[Data in this exercise]

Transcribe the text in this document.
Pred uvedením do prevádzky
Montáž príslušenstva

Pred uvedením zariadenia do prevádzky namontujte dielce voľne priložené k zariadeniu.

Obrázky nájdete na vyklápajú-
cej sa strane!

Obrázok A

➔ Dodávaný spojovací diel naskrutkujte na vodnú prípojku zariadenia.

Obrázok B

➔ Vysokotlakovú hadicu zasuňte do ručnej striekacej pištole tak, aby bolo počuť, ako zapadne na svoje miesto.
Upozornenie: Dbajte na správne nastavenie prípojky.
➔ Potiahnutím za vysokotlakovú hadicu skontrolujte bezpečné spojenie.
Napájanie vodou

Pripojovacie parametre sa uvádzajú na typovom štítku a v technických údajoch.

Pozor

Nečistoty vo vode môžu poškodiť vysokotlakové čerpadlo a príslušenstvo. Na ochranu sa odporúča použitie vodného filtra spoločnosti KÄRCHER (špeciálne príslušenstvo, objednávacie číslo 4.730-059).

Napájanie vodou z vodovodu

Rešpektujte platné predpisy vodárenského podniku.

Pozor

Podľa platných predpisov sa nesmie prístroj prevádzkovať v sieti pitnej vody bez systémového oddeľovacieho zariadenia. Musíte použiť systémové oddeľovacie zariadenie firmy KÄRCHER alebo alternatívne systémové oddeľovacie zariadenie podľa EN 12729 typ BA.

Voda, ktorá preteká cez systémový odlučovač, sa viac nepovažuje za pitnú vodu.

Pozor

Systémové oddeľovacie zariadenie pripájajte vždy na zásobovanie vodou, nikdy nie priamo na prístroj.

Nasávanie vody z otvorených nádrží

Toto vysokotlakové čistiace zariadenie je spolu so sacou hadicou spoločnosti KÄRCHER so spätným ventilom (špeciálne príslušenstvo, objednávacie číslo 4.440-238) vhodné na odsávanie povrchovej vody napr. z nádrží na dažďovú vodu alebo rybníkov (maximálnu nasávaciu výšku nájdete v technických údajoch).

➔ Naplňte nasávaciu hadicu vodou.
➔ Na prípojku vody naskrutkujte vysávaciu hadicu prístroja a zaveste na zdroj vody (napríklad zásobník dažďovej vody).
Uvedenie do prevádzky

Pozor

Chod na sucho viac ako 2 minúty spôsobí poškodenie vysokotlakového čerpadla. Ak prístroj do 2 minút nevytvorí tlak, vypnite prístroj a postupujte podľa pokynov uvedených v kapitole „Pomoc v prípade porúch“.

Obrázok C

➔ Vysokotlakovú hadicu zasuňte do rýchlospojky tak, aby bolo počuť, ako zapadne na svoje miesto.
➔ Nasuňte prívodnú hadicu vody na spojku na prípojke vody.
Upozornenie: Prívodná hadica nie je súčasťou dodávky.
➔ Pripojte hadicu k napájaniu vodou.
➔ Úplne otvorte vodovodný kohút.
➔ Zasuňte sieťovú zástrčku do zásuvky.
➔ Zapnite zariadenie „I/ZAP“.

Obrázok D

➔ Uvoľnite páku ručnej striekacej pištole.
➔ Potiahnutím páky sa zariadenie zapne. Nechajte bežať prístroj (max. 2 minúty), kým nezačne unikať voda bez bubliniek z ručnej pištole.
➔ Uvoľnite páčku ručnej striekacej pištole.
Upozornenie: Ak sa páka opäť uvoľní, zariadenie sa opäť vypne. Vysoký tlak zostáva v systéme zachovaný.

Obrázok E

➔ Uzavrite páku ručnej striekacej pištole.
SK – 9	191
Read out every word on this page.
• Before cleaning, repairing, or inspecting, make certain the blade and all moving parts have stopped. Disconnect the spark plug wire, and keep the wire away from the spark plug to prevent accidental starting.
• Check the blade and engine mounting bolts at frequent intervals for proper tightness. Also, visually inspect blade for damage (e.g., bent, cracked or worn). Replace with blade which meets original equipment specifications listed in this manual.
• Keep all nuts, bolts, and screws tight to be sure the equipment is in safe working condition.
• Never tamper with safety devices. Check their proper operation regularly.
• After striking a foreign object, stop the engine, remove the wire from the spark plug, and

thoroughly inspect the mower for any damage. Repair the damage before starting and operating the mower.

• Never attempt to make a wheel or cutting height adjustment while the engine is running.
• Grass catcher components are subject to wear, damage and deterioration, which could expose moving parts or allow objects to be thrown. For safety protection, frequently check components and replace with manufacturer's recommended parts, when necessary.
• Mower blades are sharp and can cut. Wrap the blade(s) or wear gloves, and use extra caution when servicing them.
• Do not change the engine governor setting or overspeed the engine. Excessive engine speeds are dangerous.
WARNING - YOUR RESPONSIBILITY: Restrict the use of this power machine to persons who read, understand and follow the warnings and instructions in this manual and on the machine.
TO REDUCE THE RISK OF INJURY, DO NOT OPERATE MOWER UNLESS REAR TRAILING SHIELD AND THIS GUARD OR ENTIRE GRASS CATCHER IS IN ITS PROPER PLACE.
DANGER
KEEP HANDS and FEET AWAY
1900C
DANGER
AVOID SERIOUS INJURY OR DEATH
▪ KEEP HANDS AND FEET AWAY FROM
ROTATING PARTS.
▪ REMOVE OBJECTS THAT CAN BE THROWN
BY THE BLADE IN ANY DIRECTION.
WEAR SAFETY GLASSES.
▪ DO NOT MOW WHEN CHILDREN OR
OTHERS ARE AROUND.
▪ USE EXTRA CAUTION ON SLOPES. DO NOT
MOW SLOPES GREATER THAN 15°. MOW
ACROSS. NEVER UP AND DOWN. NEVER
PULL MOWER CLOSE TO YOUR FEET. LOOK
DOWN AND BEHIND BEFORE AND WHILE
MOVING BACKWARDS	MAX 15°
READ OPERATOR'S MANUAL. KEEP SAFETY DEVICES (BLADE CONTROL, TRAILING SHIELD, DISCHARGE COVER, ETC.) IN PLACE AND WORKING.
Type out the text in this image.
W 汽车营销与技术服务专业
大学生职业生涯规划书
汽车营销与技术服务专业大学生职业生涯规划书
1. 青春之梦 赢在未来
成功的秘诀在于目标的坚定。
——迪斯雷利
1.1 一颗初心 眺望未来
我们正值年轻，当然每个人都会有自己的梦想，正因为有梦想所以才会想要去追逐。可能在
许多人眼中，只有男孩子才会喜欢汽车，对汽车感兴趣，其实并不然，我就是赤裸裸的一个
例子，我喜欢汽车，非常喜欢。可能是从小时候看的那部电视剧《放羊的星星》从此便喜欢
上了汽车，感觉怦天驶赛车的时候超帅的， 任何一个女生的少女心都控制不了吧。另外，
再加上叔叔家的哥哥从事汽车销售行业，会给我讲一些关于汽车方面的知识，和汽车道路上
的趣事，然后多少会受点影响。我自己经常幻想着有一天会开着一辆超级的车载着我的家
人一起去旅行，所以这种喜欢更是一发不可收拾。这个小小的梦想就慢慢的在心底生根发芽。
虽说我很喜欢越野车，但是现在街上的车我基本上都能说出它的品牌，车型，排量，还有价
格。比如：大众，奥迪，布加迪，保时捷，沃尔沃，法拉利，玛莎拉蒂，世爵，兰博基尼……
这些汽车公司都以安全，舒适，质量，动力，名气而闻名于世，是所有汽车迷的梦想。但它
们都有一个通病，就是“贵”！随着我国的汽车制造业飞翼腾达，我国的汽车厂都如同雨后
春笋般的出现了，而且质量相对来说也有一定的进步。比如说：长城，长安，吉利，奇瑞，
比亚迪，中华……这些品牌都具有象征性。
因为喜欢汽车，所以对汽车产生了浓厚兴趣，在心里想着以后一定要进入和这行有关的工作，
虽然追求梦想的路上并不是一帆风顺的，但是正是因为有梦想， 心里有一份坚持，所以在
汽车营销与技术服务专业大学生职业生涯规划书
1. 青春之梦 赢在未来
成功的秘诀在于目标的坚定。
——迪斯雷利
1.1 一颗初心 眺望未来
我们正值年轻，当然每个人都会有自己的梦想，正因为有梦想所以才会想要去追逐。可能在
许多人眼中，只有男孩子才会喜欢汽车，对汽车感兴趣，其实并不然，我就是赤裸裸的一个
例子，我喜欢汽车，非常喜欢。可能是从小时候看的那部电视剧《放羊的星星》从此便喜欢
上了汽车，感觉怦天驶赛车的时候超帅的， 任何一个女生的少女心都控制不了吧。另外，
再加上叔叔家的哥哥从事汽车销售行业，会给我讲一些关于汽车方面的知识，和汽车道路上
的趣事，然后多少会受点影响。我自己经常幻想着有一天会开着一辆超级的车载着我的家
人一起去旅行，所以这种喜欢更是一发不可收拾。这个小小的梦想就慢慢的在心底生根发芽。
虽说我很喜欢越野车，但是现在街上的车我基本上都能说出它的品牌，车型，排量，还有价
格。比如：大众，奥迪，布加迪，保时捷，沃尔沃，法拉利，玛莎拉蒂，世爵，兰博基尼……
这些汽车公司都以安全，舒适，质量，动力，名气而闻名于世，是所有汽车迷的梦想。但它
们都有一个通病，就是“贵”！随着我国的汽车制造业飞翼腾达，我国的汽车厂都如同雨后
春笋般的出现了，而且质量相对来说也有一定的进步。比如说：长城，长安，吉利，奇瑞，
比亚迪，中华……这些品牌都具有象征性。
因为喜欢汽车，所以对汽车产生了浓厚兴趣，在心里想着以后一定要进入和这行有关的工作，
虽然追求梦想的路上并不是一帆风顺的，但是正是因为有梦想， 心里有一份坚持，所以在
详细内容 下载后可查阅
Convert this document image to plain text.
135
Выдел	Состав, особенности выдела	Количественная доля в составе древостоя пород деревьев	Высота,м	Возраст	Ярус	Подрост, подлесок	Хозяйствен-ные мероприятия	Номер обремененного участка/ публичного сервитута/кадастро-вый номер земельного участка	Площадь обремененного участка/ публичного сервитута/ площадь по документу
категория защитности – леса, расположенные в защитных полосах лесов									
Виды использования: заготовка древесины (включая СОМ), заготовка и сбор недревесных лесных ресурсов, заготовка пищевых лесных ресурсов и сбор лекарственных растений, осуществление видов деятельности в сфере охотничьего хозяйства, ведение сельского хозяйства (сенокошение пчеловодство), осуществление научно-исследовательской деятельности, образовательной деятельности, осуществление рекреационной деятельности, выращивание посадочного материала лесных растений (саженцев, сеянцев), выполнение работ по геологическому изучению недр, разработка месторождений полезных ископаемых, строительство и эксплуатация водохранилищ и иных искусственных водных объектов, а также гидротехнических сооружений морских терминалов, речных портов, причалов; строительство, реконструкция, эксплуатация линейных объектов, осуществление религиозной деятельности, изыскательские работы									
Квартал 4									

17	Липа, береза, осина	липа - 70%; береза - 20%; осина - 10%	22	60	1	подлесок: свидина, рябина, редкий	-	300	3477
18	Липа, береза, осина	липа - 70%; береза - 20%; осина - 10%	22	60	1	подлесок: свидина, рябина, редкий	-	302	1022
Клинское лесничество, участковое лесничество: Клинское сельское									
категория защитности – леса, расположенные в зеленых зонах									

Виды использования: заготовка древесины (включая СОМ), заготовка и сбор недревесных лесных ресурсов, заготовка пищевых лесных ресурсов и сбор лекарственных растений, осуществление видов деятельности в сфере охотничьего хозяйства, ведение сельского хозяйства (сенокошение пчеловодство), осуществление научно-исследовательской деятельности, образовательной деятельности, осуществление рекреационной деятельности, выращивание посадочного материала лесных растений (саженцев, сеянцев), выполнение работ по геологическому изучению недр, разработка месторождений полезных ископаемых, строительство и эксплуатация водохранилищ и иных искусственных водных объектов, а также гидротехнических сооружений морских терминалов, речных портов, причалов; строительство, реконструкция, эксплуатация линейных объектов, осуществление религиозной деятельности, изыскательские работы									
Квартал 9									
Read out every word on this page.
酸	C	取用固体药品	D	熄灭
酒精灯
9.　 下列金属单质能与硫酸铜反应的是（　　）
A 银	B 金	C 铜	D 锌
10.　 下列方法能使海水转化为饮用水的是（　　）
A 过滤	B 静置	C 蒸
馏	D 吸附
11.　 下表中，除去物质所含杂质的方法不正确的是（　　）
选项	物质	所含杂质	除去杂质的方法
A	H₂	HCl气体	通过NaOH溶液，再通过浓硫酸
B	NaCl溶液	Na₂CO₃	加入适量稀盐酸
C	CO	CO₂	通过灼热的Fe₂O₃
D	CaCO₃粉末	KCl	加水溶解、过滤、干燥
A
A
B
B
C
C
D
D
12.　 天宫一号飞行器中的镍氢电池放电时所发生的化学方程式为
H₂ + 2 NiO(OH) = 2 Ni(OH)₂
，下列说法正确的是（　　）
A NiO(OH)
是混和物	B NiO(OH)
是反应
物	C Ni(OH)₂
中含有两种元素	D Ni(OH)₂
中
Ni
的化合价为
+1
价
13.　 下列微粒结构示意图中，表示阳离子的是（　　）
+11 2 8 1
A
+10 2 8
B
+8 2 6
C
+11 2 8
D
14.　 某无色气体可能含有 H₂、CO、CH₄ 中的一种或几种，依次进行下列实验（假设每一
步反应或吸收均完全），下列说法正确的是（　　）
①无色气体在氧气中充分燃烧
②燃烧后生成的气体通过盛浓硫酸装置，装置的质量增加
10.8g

[Short exercise] From the entries, copy out each line containing the word "technických".

[Written solution]
Pripojovacie parametre sa uvádzajú na typovom štítku a v technických údajoch.
Toto vysokotlakové čistiace zariadenie je spolu so sacou hadicou spoločnosti KÄRCHER so spätným ventilom (špeciálne príslušenstvo, objednávacie číslo 4.440-238) vhodné na odsávanie povrchovej vody napr. z nádrží na dažďovú vodu alebo rybníkov (maximálnu nasávaciu výšku nájdete v technických údajoch).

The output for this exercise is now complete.